- Prompt -
Write the listing below out again exactly, dropping the images.

----- Material supplied

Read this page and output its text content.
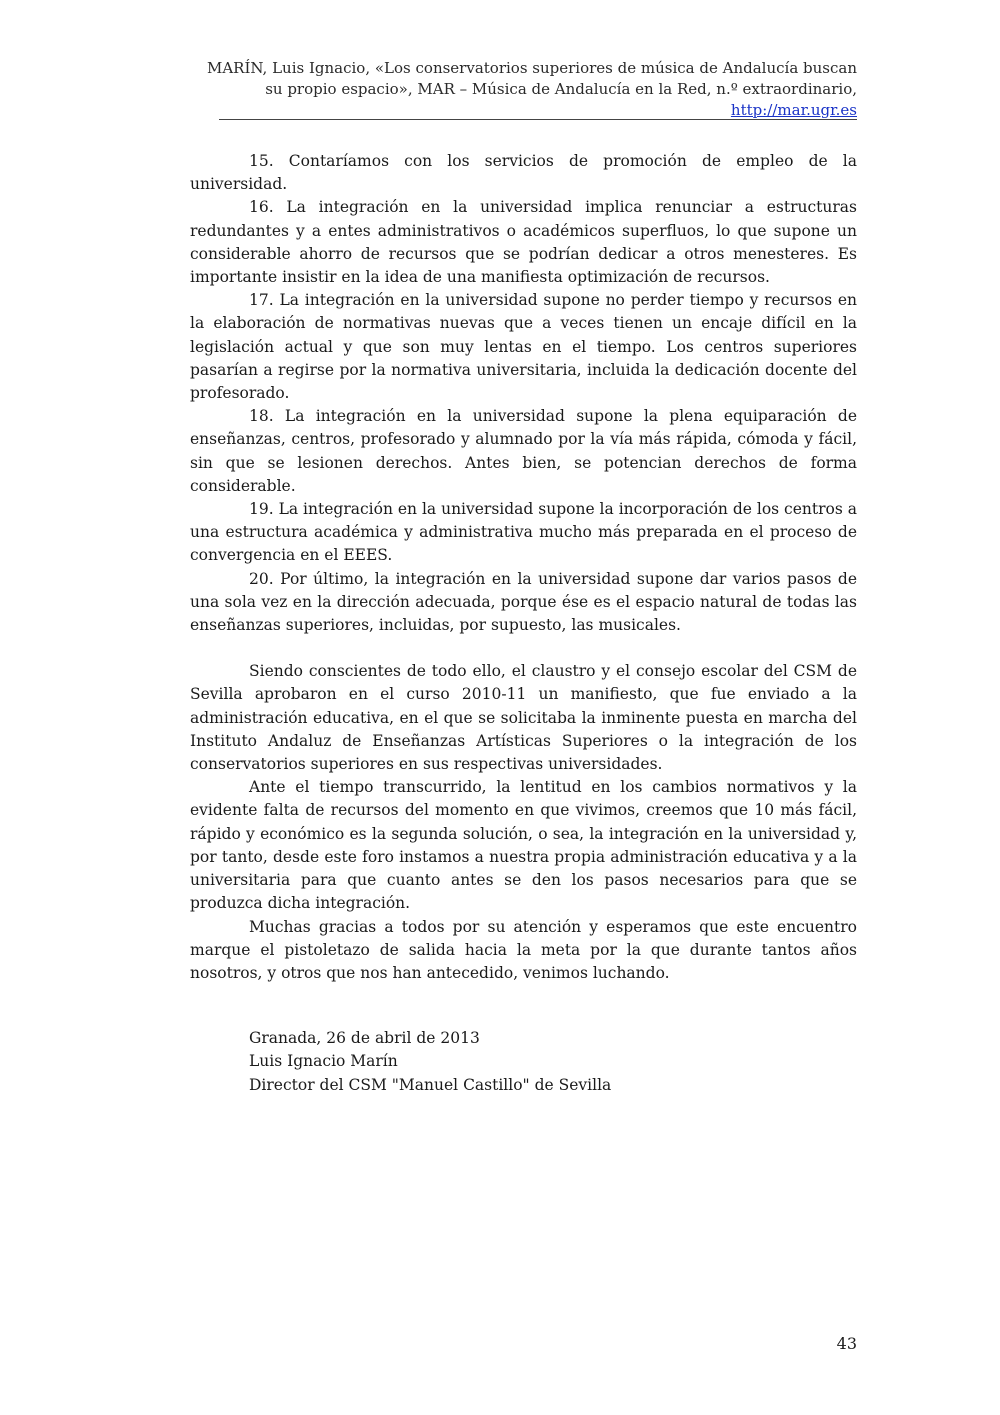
MARÍN, Luis Ignacio, «Los conservatorios superiores de música de Andalucía buscan su propio espacio», MAR – Música de Andalucía en la Red, n.º extraordinario, http://mar.ugr.es

15. Contaríamos con los servicios de promoción de empleo de la universidad.

16. La integración en la universidad implica renunciar a estructuras redundantes y a entes administrativos o académicos superfluos, lo que supone un considerable ahorro de recursos que se podrían dedicar a otros menesteres. Es importante insistir en la idea de una manifiesta optimización de recursos.

17. La integración en la universidad supone no perder tiempo y recursos en la elaboración de normativas nuevas que a veces tienen un encaje difícil en la legislación actual y que son muy lentas en el tiempo. Los centros superiores pasarían a regirse por la normativa universitaria, incluida la dedicación docente del profesorado.

18. La integración en la universidad supone la plena equiparación de enseñanzas, centros, profesorado y alumnado por la vía más rápida, cómoda y fácil, sin que se lesionen derechos. Antes bien, se potencian derechos de forma considerable.

19. La integración en la universidad supone la incorporación de los centros a una estructura académica y administrativa mucho más preparada en el proceso de convergencia en el EEES.

20. Por último, la integración en la universidad supone dar varios pasos de una sola vez en la dirección adecuada, porque ése es el espacio natural de todas las enseñanzas superiores, incluidas, por supuesto, las musicales.

Siendo conscientes de todo ello, el claustro y el consejo escolar del CSM de Sevilla aprobaron en el curso 2010-11 un manifiesto, que fue enviado a la administración educativa, en el que se solicitaba la inminente puesta en marcha del Instituto Andaluz de Enseñanzas Artísticas Superiores o la integración de los conservatorios superiores en sus respectivas universidades.

Ante el tiempo transcurrido, la lentitud en los cambios normativos y la evidente falta de recursos del momento en que vivimos, creemos que 10 más fácil, rápido y económico es la segunda solución, o sea, la integración en la universidad y, por tanto, desde este foro instamos a nuestra propia administración educativa y a la universitaria para que cuanto antes se den los pasos necesarios para que se produzca dicha integración.

Muchas gracias a todos por su atención y esperamos que este encuentro marque el pistoletazo de salida hacia la meta por la que durante tantos años nosotros, y otros que nos han antecedido, venimos luchando.

Granada, 26 de abril de 2013
Luis Ignacio Marín
Director del CSM "Manuel Castillo" de Sevilla
43
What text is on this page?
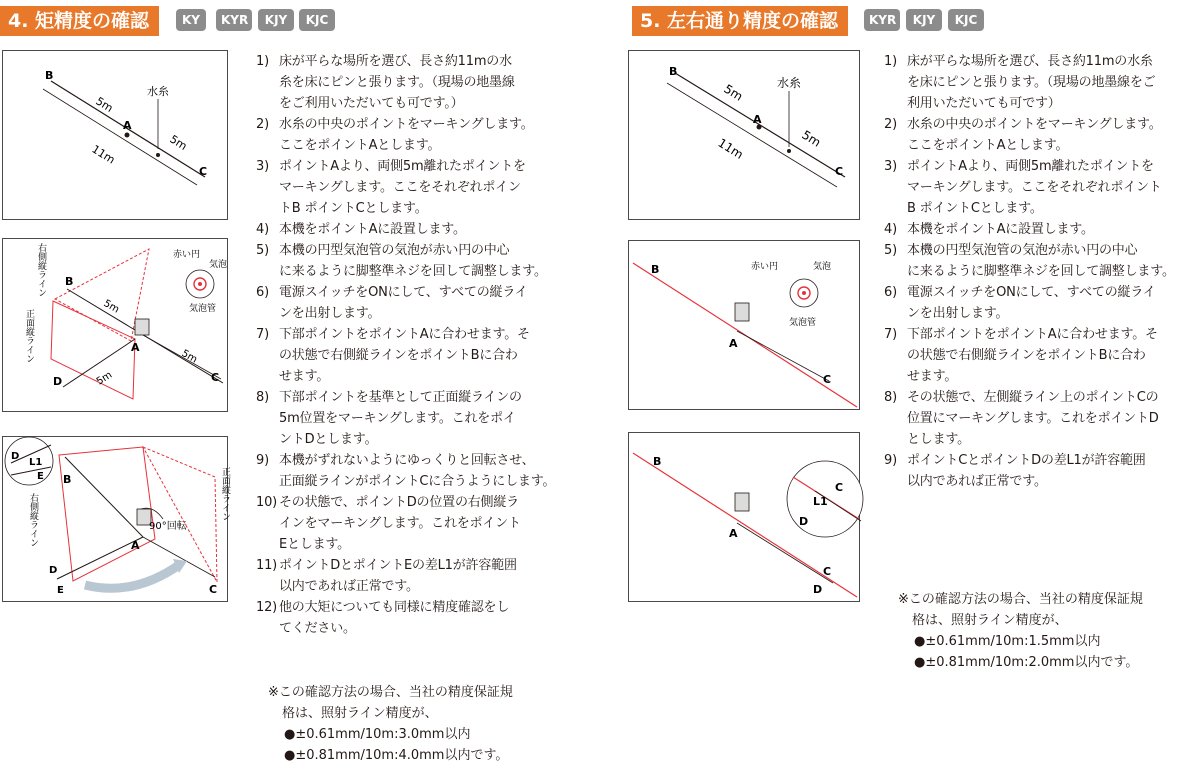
4. 矩精度の確認	KY	KYR	KJY	KJC
B
A
C
5m
5m
11m
水糸
B
A
C
D
5m
5m
5m
右側縦ライン
正面縦ライン
赤い円
気泡
気泡管
D
L1
E B
A
C
90°回転
正面縦ライン
右側縦ライン
D
E
1) 床が平らな場所を選び、長さ約11mの水
糸を床にピンと張ります。（現場の地墨線
をご利用いただいても可です。）
2) 水糸の中央のポイントをマーキングします。
ここをポイントAとします。
3) ポイントAより、両側5m離れたポイントを
マーキングします。ここをそれぞれポイン
トB ポイントCとします。
4) 本機をポイントAに設置します。
5) 本機の円型気泡管の気泡が赤い円の中心
に来るように脚整準ネジを回して調整します。
6) 電源スイッチをONにして、すべての縦ライ
ンを出射します。
7) 下部ポイントをポイントAに合わせます。そ
の状態で右側縦ラインをポイントBに合わ
せます。
8) 下部ポイントを基準として正面縦ラインの
5m位置をマーキングします。これをポイ
ントDとします。
9) 本機がずれないようにゆっくりと回転させ、
正面縦ラインがポイントCに合うようにします。
10) その状態で、ポイントDの位置の右側縦ラ
インをマーキングします。これをポイント
Eとします。
11) ポイントDとポイントEの差L1が許容範囲
以内であれば正常です。
12) 他の大矩についても同様に精度確認をし
てください。
※この確認方法の場合、当社の精度保証規
格は、照射ライン精度が、
●±0.61mm/10m:3.0mm以内
●±0.81mm/10m:4.0mm以内です。
5. 左右通り精度の確認	KYR	KJY	KJC
B
A
C
5m
5m
11m
水糸
B
A
C
赤い円	気泡
気泡管
B
A
C
D
L1
C
D
1) 床が平らな場所を選び、長さ約11mの水糸
を床にピンと張ります。（現場の地墨線をご
利用いただいても可です）
2) 水糸の中央のポイントをマーキングします。
ここをポイントAとします。
3) ポイントAより、両側5m離れたポイントを
マーキングします。ここをそれぞれポイント
B ポイントCとします。
4) 本機をポイントAに設置します。
5) 本機の円型気泡管の気泡が赤い円の中心
に来るように脚整準ネジを回して調整します。
6) 電源スイッチをONにして、すべての縦ライ
ンを出射します。
7) 下部ポイントをポイントAに合わせます。そ
の状態で右側縦ラインをポイントBに合わ
せます。
8) その状態で、左側縦ライン上のポイントCの
位置にマーキングします。これをポイントD
とします。
9) ポイントCとポイントDの差L1が許容範囲
以内であれば正常です。
※この確認方法の場合、当社の精度保証規
格は、照射ライン精度が、
●±0.61mm/10m:1.5mm以内
●±0.81mm/10m:2.0mm以内です。
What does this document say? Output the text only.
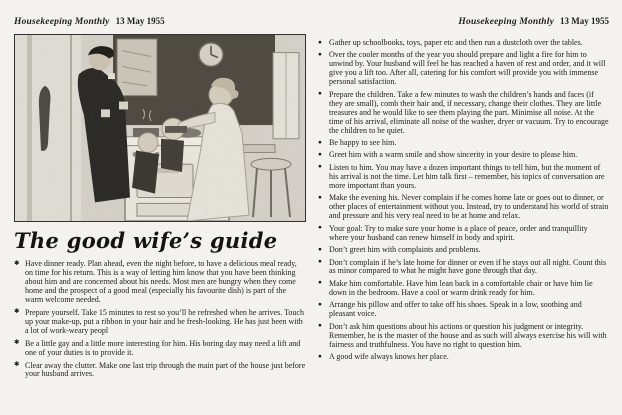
Housekeeping Monthly 13 May 1955
The good wife’s guide
✱ Have dinner ready. Plan ahead, even the night before, to have a delicious meal ready, on time for his return. This is a way of letting him know that you have been thinking about him and are concerned about his needs. Most men are hungry when they come home and the prospect of a good meal (especially his favourite dish) is part of the warm welcome needed.
✱ Prepare yourself. Take 15 minutes to rest so you’ll be refreshed when he arrives. Touch up your make-up, put a ribbon in your hair and be fresh-looking. He has just been with a lot of work-weary peopl
✱ Be a little gay and a little more interesting for him. His boring day may need a lift and one of your duties is to provide it.
✱ Clear away the clutter. Make one last trip through the main part of the house just before your husband arrives.
Housekeeping Monthly 13 May 1955
● Gather up schoolbooks, toys, paper etc and then run a dustcloth over the tables.
● Over the cooler months of the year you should prepare and light a fire for him to unwind by. Your husband will feel he has reached a haven of rest and order, and it will give you a lift too. After all, catering for his comfort will provide you with immense personal satisfaction.
● Prepare the children. Take a few minutes to wash the children’s hands and faces (if they are small), comb their hair and, if necessary, change their clothes. They are little treasures and he would like to see them playing the part. Minimise all noise. At the time of his arrival, eliminate all noise of the washer, dryer or vacuum. Try to encourage the children to be quiet.
● Be happy to see him.
● Greet him with a warm smile and show sincerity in your desire to please him.
● Listen to him. You may have a dozen important things to tell him, but the moment of his arrival is not the time. Let him talk first – remember, his topics of conversation are more important than yours.
● Make the evening his. Never complain if he comes home late or goes out to dinner, or other places of entertainment without you. Instead, try to understand his world of strain and pressure and his very real need to be at home and relax.
● Your goal: Try to make sure your home is a place of peace, order and tranquillity where your husband can renew himself in body and spirit.
● Don’t greet him with complaints and problems.
● Don’t complain if he’s late home for dinner or even if he stays out all night. Count this as minor compared to what he might have gone through that day.
● Make him comfortable. Have him lean back in a comfortable chair or have him lie down in the bedroom. Have a cool or warm drink ready for him.
● Arrange his pillow and offer to take off his shoes. Speak in a low, soothing and pleasant voice.
● Don’t ask him questions about his actions or question his judgment or integrity. Remember, he is the master of the house and as such will always exercise his will with fairness and truthfulness. You have no right to question him.
● A good wife always knows her place.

----------

- Response to this task -
Read this page and output its text content.
MARÍN, Luis Ignacio, «Los conservatorios superiores de música de Andalucía buscan su propio espacio», MAR – Música de Andalucía en la Red, n.º extraordinario, http://mar.ugr.es

15. Contaríamos con los servicios de promoción de empleo de la universidad.

16. La integración en la universidad implica renunciar a estructuras redundantes y a entes administrativos o académicos superfluos, lo que supone un considerable ahorro de recursos que se podrían dedicar a otros menesteres. Es importante insistir en la idea de una manifiesta optimización de recursos.

17. La integración en la universidad supone no perder tiempo y recursos en la elaboración de normativas nuevas que a veces tienen un encaje difícil en la legislación actual y que son muy lentas en el tiempo. Los centros superiores pasarían a regirse por la normativa universitaria, incluida la dedicación docente del profesorado.

18. La integración en la universidad supone la plena equiparación de enseñanzas, centros, profesorado y alumnado por la vía más rápida, cómoda y fácil, sin que se lesionen derechos. Antes bien, se potencian derechos de forma considerable.

19. La integración en la universidad supone la incorporación de los centros a una estructura académica y administrativa mucho más preparada en el proceso de convergencia en el EEES.

20. Por último, la integración en la universidad supone dar varios pasos de una sola vez en la dirección adecuada, porque ése es el espacio natural de todas las enseñanzas superiores, incluidas, por supuesto, las musicales.

Siendo conscientes de todo ello, el claustro y el consejo escolar del CSM de Sevilla aprobaron en el curso 2010-11 un manifiesto, que fue enviado a la administración educativa, en el que se solicitaba la inminente puesta en marcha del Instituto Andaluz de Enseñanzas Artísticas Superiores o la integración de los conservatorios superiores en sus respectivas universidades.

Ante el tiempo transcurrido, la lentitud en los cambios normativos y la evidente falta de recursos del momento en que vivimos, creemos que 10 más fácil, rápido y económico es la segunda solución, o sea, la integración en la universidad y, por tanto, desde este foro instamos a nuestra propia administración educativa y a la universitaria para que cuanto antes se den los pasos necesarios para que se produzca dicha integración.

Muchas gracias a todos por su atención y esperamos que este encuentro marque el pistoletazo de salida hacia la meta por la que durante tantos años nosotros, y otros que nos han antecedido, venimos luchando.

Granada, 26 de abril de 2013
Luis Ignacio Marín
Director del CSM "Manuel Castillo" de Sevilla
43
What text is on this page?
4. 矩精度の確認	KY	KYR	KJY	KJC
B
A
C
5m
5m
11m
水糸
B
A
C
D
5m
5m
5m
右側縦ライン
正面縦ライン
赤い円
気泡
気泡管
D
L1
E B
A
C
90°回転
正面縦ライン
右側縦ライン
D
E
1) 床が平らな場所を選び、長さ約11mの水
糸を床にピンと張ります。（現場の地墨線
をご利用いただいても可です。）
2) 水糸の中央のポイントをマーキングします。
ここをポイントAとします。
3) ポイントAより、両側5m離れたポイントを
マーキングします。ここをそれぞれポイン
トB ポイントCとします。
4) 本機をポイントAに設置します。
5) 本機の円型気泡管の気泡が赤い円の中心
に来るように脚整準ネジを回して調整します。
6) 電源スイッチをONにして、すべての縦ライ
ンを出射します。
7) 下部ポイントをポイントAに合わせます。そ
の状態で右側縦ラインをポイントBに合わ
せます。
8) 下部ポイントを基準として正面縦ラインの
5m位置をマーキングします。これをポイ
ントDとします。
9) 本機がずれないようにゆっくりと回転させ、
正面縦ラインがポイントCに合うようにします。
10) その状態で、ポイントDの位置の右側縦ラ
インをマーキングします。これをポイント
Eとします。
11) ポイントDとポイントEの差L1が許容範囲
以内であれば正常です。
12) 他の大矩についても同様に精度確認をし
てください。
※この確認方法の場合、当社の精度保証規
格は、照射ライン精度が、
●±0.61mm/10m:3.0mm以内
●±0.81mm/10m:4.0mm以内です。
5. 左右通り精度の確認	KYR	KJY	KJC
B
A
C
5m
5m
11m
水糸
B
A
C
赤い円	気泡
気泡管
B
A
C
D
L1
C
D
1) 床が平らな場所を選び、長さ約11mの水糸
を床にピンと張ります。（現場の地墨線をご
利用いただいても可です）
2) 水糸の中央のポイントをマーキングします。
ここをポイントAとします。
3) ポイントAより、両側5m離れたポイントを
マーキングします。ここをそれぞれポイント
B ポイントCとします。
4) 本機をポイントAに設置します。
5) 本機の円型気泡管の気泡が赤い円の中心
に来るように脚整準ネジを回して調整します。
6) 電源スイッチをONにして、すべての縦ライ
ンを出射します。
7) 下部ポイントをポイントAに合わせます。そ
の状態で右側縦ラインをポイントBに合わ
せます。
8) その状態で、左側縦ライン上のポイントCの
位置にマーキングします。これをポイントD
とします。
9) ポイントCとポイントDの差L1が許容範囲
以内であれば正常です。
※この確認方法の場合、当社の精度保証規
格は、照射ライン精度が、
●±0.61mm/10m:1.5mm以内
●±0.81mm/10m:2.0mm以内です。
What does this document say? Output the text only.
Housekeeping Monthly 13 May 1955
The good wife’s guide
✱ Have dinner ready. Plan ahead, even the night before, to have a delicious meal ready, on time for his return. This is a way of letting him know that you have been thinking about him and are concerned about his needs. Most men are hungry when they come home and the prospect of a good meal (especially his favourite dish) is part of the warm welcome needed.
✱ Prepare yourself. Take 15 minutes to rest so you’ll be refreshed when he arrives. Touch up your make-up, put a ribbon in your hair and be fresh-looking. He has just been with a lot of work-weary peopl
✱ Be a little gay and a little more interesting for him. His boring day may need a lift and one of your duties is to provide it.
✱ Clear away the clutter. Make one last trip through the main part of the house just before your husband arrives.
Housekeeping Monthly 13 May 1955
● Gather up schoolbooks, toys, paper etc and then run a dustcloth over the tables.
● Over the cooler months of the year you should prepare and light a fire for him to unwind by. Your husband will feel he has reached a haven of rest and order, and it will give you a lift too. After all, catering for his comfort will provide you with immense personal satisfaction.
● Prepare the children. Take a few minutes to wash the children’s hands and faces (if they are small), comb their hair and, if necessary, change their clothes. They are little treasures and he would like to see them playing the part. Minimise all noise. At the time of his arrival, eliminate all noise of the washer, dryer or vacuum. Try to encourage the children to be quiet.
● Be happy to see him.
● Greet him with a warm smile and show sincerity in your desire to please him.
● Listen to him. You may have a dozen important things to tell him, but the moment of his arrival is not the time. Let him talk first – remember, his topics of conversation are more important than yours.
● Make the evening his. Never complain if he comes home late or goes out to dinner, or other places of entertainment without you. Instead, try to understand his world of strain and pressure and his very real need to be at home and relax.
● Your goal: Try to make sure your home is a place of peace, order and tranquillity where your husband can renew himself in body and spirit.
● Don’t greet him with complaints and problems.
● Don’t complain if he’s late home for dinner or even if he stays out all night. Count this as minor compared to what he might have gone through that day.
● Make him comfortable. Have him lean back in a comfortable chair or have him lie down in the bedroom. Have a cool or warm drink ready for him.
● Arrange his pillow and offer to take off his shoes. Speak in a low, soothing and pleasant voice.
● Don’t ask him questions about his actions or question his judgment or integrity. Remember, he is the master of the house and as such will always exercise his will with fairness and truthfulness. You have no right to question him.
● A good wife always knows her place.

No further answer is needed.